## Problem to work on
In the entries below, find the lines that contain the word "different" and copy them.

** Start **

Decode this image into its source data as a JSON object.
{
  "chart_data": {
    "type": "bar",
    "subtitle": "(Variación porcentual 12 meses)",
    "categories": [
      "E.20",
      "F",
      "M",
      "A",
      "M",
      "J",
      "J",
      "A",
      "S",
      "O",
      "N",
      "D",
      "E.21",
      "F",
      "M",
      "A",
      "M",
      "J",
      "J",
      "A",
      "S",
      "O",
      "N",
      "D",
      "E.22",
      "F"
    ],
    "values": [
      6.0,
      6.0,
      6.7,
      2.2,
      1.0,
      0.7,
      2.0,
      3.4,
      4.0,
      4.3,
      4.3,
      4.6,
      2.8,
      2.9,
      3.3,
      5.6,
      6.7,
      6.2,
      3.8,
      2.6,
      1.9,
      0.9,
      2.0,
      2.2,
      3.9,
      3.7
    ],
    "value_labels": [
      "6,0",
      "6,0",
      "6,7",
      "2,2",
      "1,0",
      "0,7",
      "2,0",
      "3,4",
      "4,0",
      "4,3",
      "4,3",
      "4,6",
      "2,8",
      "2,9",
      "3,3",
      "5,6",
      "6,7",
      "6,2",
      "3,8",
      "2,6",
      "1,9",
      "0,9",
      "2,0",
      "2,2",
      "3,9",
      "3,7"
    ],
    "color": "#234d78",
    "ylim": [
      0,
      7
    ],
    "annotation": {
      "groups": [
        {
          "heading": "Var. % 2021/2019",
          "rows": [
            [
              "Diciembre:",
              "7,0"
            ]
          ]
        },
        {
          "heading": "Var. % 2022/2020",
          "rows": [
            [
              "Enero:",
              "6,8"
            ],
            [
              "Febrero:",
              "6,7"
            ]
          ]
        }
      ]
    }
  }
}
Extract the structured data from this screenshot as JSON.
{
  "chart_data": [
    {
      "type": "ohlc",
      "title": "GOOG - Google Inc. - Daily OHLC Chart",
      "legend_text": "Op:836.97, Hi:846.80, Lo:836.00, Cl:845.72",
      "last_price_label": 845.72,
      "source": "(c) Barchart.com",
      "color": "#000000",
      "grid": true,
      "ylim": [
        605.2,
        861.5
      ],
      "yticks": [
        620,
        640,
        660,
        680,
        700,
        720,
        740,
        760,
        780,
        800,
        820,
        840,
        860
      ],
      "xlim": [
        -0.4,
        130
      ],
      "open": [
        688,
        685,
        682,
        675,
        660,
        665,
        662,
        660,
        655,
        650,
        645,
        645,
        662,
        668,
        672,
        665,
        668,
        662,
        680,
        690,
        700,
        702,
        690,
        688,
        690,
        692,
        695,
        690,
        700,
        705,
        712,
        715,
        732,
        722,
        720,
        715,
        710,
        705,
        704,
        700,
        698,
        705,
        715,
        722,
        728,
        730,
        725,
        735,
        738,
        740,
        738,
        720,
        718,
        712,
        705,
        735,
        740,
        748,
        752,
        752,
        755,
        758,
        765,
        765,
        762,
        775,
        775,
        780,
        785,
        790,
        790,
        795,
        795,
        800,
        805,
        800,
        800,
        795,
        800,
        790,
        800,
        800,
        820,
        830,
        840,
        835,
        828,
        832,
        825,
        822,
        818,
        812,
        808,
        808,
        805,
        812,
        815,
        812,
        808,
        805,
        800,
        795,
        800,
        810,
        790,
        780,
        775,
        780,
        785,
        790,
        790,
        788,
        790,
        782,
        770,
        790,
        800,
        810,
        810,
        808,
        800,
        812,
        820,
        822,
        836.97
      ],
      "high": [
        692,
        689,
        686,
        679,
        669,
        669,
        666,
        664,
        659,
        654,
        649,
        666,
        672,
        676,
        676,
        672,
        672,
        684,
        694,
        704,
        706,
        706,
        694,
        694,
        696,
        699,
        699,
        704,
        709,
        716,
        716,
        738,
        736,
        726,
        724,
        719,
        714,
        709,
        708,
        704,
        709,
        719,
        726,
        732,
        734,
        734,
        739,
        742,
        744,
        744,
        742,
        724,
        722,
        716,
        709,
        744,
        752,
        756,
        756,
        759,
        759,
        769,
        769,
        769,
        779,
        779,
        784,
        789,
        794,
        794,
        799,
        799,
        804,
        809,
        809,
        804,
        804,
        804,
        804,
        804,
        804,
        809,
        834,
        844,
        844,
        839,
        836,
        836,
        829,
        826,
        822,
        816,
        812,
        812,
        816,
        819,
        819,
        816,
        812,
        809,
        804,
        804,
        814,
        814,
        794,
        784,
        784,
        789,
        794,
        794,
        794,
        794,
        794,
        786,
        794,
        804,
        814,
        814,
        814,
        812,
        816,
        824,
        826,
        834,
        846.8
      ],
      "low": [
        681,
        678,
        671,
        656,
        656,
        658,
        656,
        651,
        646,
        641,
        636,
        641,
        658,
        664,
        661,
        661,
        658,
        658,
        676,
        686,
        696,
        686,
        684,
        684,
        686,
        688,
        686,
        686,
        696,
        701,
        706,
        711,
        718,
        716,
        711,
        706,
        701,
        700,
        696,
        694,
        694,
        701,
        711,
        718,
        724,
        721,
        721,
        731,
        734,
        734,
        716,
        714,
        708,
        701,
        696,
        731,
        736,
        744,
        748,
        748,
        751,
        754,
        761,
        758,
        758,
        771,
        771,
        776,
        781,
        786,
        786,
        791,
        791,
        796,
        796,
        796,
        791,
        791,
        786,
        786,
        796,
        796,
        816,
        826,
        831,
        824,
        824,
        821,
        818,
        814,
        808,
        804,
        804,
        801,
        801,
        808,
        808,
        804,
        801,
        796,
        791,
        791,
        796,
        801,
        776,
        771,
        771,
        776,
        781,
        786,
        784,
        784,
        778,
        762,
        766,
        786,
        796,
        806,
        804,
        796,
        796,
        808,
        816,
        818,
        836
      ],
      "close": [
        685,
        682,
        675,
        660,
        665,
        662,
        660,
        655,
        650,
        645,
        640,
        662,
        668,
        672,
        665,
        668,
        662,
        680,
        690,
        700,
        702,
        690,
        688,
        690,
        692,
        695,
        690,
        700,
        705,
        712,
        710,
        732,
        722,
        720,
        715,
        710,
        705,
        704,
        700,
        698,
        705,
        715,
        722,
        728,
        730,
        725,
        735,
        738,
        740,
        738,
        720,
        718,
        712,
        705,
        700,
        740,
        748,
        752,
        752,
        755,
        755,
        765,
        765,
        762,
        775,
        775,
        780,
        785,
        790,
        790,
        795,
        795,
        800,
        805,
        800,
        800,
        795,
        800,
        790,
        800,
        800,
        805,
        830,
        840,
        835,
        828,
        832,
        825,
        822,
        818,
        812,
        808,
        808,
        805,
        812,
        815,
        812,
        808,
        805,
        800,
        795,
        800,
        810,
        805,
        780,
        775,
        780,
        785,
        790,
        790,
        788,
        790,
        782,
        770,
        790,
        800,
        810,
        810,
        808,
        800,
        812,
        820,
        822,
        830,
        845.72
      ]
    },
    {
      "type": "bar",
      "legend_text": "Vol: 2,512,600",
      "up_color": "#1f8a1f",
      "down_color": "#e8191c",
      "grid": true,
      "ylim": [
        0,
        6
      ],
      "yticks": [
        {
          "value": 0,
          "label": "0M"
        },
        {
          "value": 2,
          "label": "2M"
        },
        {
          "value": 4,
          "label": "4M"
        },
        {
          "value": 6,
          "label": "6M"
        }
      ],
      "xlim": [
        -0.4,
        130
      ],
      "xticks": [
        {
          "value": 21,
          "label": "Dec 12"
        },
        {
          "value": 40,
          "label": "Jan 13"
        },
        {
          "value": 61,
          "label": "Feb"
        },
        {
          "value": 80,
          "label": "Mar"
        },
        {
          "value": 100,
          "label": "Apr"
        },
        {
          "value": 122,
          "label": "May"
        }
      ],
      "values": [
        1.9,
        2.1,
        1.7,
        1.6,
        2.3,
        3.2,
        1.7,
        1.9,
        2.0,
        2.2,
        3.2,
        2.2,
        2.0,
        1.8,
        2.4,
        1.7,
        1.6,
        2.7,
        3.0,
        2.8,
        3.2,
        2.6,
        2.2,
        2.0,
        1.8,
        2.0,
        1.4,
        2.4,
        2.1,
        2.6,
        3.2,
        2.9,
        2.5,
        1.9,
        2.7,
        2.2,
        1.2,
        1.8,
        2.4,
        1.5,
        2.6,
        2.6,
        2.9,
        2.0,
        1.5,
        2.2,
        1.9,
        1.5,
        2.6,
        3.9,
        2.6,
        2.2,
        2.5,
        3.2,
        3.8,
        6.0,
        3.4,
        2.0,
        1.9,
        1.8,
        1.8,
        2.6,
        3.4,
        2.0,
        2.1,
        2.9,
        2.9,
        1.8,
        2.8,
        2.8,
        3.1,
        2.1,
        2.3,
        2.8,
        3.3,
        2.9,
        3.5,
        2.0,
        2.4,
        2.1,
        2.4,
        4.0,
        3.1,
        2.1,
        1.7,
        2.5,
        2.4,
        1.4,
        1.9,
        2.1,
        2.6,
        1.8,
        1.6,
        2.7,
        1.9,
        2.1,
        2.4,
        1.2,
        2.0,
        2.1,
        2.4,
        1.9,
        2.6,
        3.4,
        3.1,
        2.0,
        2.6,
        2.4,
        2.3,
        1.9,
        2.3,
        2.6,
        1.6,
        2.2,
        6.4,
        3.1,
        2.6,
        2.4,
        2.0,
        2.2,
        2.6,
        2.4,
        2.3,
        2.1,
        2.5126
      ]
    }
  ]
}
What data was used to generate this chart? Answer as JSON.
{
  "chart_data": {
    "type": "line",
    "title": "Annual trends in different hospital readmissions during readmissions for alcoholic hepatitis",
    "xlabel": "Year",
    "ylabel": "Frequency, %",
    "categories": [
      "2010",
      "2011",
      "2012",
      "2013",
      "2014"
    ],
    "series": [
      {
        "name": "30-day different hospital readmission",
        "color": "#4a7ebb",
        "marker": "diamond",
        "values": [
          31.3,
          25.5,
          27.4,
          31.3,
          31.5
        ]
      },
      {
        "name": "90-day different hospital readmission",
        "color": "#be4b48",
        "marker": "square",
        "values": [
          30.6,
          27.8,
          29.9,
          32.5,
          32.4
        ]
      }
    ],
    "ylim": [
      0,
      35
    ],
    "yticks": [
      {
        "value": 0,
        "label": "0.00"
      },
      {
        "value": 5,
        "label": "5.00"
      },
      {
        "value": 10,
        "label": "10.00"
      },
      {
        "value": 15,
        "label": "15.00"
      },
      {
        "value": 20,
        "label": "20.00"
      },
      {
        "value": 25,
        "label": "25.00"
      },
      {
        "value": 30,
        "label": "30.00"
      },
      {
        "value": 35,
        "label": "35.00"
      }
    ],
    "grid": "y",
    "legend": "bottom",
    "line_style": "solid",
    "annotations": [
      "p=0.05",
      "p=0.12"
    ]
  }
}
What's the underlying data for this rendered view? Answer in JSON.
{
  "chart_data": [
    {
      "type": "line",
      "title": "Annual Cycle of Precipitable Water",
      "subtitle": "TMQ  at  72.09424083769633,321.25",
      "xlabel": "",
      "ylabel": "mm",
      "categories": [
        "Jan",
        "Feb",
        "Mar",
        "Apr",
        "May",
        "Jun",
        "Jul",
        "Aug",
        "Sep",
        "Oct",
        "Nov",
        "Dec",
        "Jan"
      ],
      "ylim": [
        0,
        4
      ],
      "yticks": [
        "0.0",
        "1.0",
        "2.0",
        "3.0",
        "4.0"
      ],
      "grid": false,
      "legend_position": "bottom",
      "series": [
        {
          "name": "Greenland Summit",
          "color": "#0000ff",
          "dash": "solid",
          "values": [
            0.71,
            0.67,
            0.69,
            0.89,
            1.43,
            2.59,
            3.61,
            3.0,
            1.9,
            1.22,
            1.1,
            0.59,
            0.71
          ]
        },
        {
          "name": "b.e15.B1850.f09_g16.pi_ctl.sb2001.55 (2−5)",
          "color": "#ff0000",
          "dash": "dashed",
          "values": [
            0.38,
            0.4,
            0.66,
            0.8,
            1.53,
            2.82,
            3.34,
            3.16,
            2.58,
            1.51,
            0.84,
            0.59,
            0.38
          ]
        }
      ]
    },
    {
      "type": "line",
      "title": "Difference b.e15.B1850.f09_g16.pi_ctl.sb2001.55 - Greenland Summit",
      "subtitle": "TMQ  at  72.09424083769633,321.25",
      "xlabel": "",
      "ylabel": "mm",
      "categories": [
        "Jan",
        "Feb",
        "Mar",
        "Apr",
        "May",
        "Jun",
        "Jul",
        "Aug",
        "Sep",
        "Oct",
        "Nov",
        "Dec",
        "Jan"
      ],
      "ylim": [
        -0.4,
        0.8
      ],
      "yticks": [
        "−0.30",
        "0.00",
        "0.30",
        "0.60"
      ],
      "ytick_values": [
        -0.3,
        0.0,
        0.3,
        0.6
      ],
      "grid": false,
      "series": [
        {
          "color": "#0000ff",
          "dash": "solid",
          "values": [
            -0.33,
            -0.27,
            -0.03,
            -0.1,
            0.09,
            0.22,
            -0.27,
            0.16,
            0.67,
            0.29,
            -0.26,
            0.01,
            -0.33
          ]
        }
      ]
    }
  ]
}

** End **

## The reply
    "title": "Annual trends in different hospital readmissions during readmissions for alcoholic hepatitis",
        "name": "30-day different hospital readmission",
        "name": "90-day different hospital readmission",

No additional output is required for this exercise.